> _What the task requires_
Nothing in the records may be left out or altered; reproduce them all exactly.

Dataset rows about figures:
--- Begin ---
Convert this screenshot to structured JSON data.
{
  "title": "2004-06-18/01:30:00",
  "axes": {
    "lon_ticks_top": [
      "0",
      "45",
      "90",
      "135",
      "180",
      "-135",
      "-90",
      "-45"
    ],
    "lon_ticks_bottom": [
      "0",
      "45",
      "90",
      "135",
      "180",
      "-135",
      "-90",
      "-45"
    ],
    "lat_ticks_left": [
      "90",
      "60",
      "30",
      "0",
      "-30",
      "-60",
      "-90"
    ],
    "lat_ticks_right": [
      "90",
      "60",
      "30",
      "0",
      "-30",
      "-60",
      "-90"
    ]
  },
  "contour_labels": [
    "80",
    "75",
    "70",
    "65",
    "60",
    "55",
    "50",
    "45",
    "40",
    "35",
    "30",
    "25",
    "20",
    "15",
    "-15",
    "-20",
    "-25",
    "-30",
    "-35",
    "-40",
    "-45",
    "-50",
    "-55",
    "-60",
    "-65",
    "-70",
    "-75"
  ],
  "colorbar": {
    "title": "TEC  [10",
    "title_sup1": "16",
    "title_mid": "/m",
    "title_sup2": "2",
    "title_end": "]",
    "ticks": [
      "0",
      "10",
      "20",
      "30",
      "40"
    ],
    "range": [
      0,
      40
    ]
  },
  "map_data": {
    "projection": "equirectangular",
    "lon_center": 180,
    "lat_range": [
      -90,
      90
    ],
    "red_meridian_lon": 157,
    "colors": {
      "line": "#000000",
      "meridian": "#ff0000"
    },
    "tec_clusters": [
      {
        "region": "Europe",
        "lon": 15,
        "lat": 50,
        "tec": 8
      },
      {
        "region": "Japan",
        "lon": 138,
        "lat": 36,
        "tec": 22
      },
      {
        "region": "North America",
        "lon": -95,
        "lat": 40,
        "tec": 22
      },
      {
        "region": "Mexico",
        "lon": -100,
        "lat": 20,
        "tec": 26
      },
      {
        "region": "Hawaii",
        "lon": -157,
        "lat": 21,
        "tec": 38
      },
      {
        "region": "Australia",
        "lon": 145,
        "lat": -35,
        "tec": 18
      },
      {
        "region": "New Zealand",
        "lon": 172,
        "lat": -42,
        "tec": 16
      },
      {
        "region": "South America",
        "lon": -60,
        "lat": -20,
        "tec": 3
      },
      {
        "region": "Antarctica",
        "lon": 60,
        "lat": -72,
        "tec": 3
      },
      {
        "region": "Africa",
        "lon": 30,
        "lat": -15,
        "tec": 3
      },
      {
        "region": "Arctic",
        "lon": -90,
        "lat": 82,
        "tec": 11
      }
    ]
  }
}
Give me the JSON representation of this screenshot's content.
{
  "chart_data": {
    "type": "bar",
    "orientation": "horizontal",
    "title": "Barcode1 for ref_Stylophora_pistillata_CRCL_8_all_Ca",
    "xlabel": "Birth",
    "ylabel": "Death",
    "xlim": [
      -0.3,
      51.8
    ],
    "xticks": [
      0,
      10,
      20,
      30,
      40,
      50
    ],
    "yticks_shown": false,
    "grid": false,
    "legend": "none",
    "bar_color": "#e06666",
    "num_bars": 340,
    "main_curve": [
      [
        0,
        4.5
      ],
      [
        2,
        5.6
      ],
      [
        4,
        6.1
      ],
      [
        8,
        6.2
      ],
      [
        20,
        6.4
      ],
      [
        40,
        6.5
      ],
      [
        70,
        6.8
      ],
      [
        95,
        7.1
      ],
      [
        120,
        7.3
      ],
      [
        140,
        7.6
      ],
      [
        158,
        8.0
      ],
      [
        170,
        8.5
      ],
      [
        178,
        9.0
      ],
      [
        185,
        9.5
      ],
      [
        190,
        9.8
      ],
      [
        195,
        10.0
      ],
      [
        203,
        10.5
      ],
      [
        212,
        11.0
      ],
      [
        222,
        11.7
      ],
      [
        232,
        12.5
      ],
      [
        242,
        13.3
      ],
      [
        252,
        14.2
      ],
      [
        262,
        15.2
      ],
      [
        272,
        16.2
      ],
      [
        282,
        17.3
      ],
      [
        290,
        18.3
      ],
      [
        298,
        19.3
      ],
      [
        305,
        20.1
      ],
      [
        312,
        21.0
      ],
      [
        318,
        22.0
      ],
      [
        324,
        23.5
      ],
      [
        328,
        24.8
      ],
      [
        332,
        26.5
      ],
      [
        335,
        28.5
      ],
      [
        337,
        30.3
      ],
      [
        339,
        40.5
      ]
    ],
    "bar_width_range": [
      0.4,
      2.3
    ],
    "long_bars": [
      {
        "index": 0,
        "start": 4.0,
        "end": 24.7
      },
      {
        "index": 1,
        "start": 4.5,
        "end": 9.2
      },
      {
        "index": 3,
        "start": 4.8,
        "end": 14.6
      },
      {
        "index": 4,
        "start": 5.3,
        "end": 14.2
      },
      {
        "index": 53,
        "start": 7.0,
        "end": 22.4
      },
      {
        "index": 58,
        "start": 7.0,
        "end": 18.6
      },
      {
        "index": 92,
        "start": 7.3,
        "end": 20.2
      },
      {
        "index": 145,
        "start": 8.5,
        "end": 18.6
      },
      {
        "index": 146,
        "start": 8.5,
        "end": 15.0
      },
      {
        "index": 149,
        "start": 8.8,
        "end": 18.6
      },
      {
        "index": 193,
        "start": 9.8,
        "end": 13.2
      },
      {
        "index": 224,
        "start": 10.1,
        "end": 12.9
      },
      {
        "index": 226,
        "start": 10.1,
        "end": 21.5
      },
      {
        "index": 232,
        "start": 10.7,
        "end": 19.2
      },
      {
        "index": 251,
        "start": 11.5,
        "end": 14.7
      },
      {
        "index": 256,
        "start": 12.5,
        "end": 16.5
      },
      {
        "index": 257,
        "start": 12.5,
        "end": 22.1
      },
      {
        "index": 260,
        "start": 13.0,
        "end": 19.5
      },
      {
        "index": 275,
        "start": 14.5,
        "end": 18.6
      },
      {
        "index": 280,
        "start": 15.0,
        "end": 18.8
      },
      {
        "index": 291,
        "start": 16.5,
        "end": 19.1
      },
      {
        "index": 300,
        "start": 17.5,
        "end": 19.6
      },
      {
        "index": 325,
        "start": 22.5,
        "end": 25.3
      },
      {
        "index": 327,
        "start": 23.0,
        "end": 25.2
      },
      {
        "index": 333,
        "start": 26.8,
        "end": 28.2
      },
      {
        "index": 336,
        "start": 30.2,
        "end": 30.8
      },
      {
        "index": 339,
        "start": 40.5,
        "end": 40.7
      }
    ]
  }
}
--- End ---
> _Solution_
Convert this screenshot to structured JSON data.
{
  "title": "2004-06-18/01:30:00",
  "axes": {
    "lon_ticks_top": [
      "0",
      "45",
      "90",
      "135",
      "180",
      "-135",
      "-90",
      "-45"
    ],
    "lon_ticks_bottom": [
      "0",
      "45",
      "90",
      "135",
      "180",
      "-135",
      "-90",
      "-45"
    ],
    "lat_ticks_left": [
      "90",
      "60",
      "30",
      "0",
      "-30",
      "-60",
      "-90"
    ],
    "lat_ticks_right": [
      "90",
      "60",
      "30",
      "0",
      "-30",
      "-60",
      "-90"
    ]
  },
  "contour_labels": [
    "80",
    "75",
    "70",
    "65",
    "60",
    "55",
    "50",
    "45",
    "40",
    "35",
    "30",
    "25",
    "20",
    "15",
    "-15",
    "-20",
    "-25",
    "-30",
    "-35",
    "-40",
    "-45",
    "-50",
    "-55",
    "-60",
    "-65",
    "-70",
    "-75"
  ],
  "colorbar": {
    "title": "TEC  [10",
    "title_sup1": "16",
    "title_mid": "/m",
    "title_sup2": "2",
    "title_end": "]",
    "ticks": [
      "0",
      "10",
      "20",
      "30",
      "40"
    ],
    "range": [
      0,
      40
    ]
  },
  "map_data": {
    "projection": "equirectangular",
    "lon_center": 180,
    "lat_range": [
      -90,
      90
    ],
    "red_meridian_lon": 157,
    "colors": {
      "line": "#000000",
      "meridian": "#ff0000"
    },
    "tec_clusters": [
      {
        "region": "Europe",
        "lon": 15,
        "lat": 50,
        "tec": 8
      },
      {
        "region": "Japan",
        "lon": 138,
        "lat": 36,
        "tec": 22
      },
      {
        "region": "North America",
        "lon": -95,
        "lat": 40,
        "tec": 22
      },
      {
        "region": "Mexico",
        "lon": -100,
        "lat": 20,
        "tec": 26
      },
      {
        "region": "Hawaii",
        "lon": -157,
        "lat": 21,
        "tec": 38
      },
      {
        "region": "Australia",
        "lon": 145,
        "lat": -35,
        "tec": 18
      },
      {
        "region": "New Zealand",
        "lon": 172,
        "lat": -42,
        "tec": 16
      },
      {
        "region": "South America",
        "lon": -60,
        "lat": -20,
        "tec": 3
      },
      {
        "region": "Antarctica",
        "lon": 60,
        "lat": -72,
        "tec": 3
      },
      {
        "region": "Africa",
        "lon": 30,
        "lat": -15,
        "tec": 3
      },
      {
        "region": "Arctic",
        "lon": -90,
        "lat": 82,
        "tec": 11
      }
    ]
  }
}
Give me the JSON representation of this screenshot's content.
{
  "chart_data": {
    "type": "bar",
    "orientation": "horizontal",
    "title": "Barcode1 for ref_Stylophora_pistillata_CRCL_8_all_Ca",
    "xlabel": "Birth",
    "ylabel": "Death",
    "xlim": [
      -0.3,
      51.8
    ],
    "xticks": [
      0,
      10,
      20,
      30,
      40,
      50
    ],
    "yticks_shown": false,
    "grid": false,
    "legend": "none",
    "bar_color": "#e06666",
    "num_bars": 340,
    "main_curve": [
      [
        0,
        4.5
      ],
      [
        2,
        5.6
      ],
      [
        4,
        6.1
      ],
      [
        8,
        6.2
      ],
      [
        20,
        6.4
      ],
      [
        40,
        6.5
      ],
      [
        70,
        6.8
      ],
      [
        95,
        7.1
      ],
      [
        120,
        7.3
      ],
      [
        140,
        7.6
      ],
      [
        158,
        8.0
      ],
      [
        170,
        8.5
      ],
      [
        178,
        9.0
      ],
      [
        185,
        9.5
      ],
      [
        190,
        9.8
      ],
      [
        195,
        10.0
      ],
      [
        203,
        10.5
      ],
      [
        212,
        11.0
      ],
      [
        222,
        11.7
      ],
      [
        232,
        12.5
      ],
      [
        242,
        13.3
      ],
      [
        252,
        14.2
      ],
      [
        262,
        15.2
      ],
      [
        272,
        16.2
      ],
      [
        282,
        17.3
      ],
      [
        290,
        18.3
      ],
      [
        298,
        19.3
      ],
      [
        305,
        20.1
      ],
      [
        312,
        21.0
      ],
      [
        318,
        22.0
      ],
      [
        324,
        23.5
      ],
      [
        328,
        24.8
      ],
      [
        332,
        26.5
      ],
      [
        335,
        28.5
      ],
      [
        337,
        30.3
      ],
      [
        339,
        40.5
      ]
    ],
    "bar_width_range": [
      0.4,
      2.3
    ],
    "long_bars": [
      {
        "index": 0,
        "start": 4.0,
        "end": 24.7
      },
      {
        "index": 1,
        "start": 4.5,
        "end": 9.2
      },
      {
        "index": 3,
        "start": 4.8,
        "end": 14.6
      },
      {
        "index": 4,
        "start": 5.3,
        "end": 14.2
      },
      {
        "index": 53,
        "start": 7.0,
        "end": 22.4
      },
      {
        "index": 58,
        "start": 7.0,
        "end": 18.6
      },
      {
        "index": 92,
        "start": 7.3,
        "end": 20.2
      },
      {
        "index": 145,
        "start": 8.5,
        "end": 18.6
      },
      {
        "index": 146,
        "start": 8.5,
        "end": 15.0
      },
      {
        "index": 149,
        "start": 8.8,
        "end": 18.6
      },
      {
        "index": 193,
        "start": 9.8,
        "end": 13.2
      },
      {
        "index": 224,
        "start": 10.1,
        "end": 12.9
      },
      {
        "index": 226,
        "start": 10.1,
        "end": 21.5
      },
      {
        "index": 232,
        "start": 10.7,
        "end": 19.2
      },
      {
        "index": 251,
        "start": 11.5,
        "end": 14.7
      },
      {
        "index": 256,
        "start": 12.5,
        "end": 16.5
      },
      {
        "index": 257,
        "start": 12.5,
        "end": 22.1
      },
      {
        "index": 260,
        "start": 13.0,
        "end": 19.5
      },
      {
        "index": 275,
        "start": 14.5,
        "end": 18.6
      },
      {
        "index": 280,
        "start": 15.0,
        "end": 18.8
      },
      {
        "index": 291,
        "start": 16.5,
        "end": 19.1
      },
      {
        "index": 300,
        "start": 17.5,
        "end": 19.6
      },
      {
        "index": 325,
        "start": 22.5,
        "end": 25.3
      },
      {
        "index": 327,
        "start": 23.0,
        "end": 25.2
      },
      {
        "index": 333,
        "start": 26.8,
        "end": 28.2
      },
      {
        "index": 336,
        "start": 30.2,
        "end": 30.8
      },
      {
        "index": 339,
        "start": 40.5,
        "end": 40.7
      }
    ]
  }
}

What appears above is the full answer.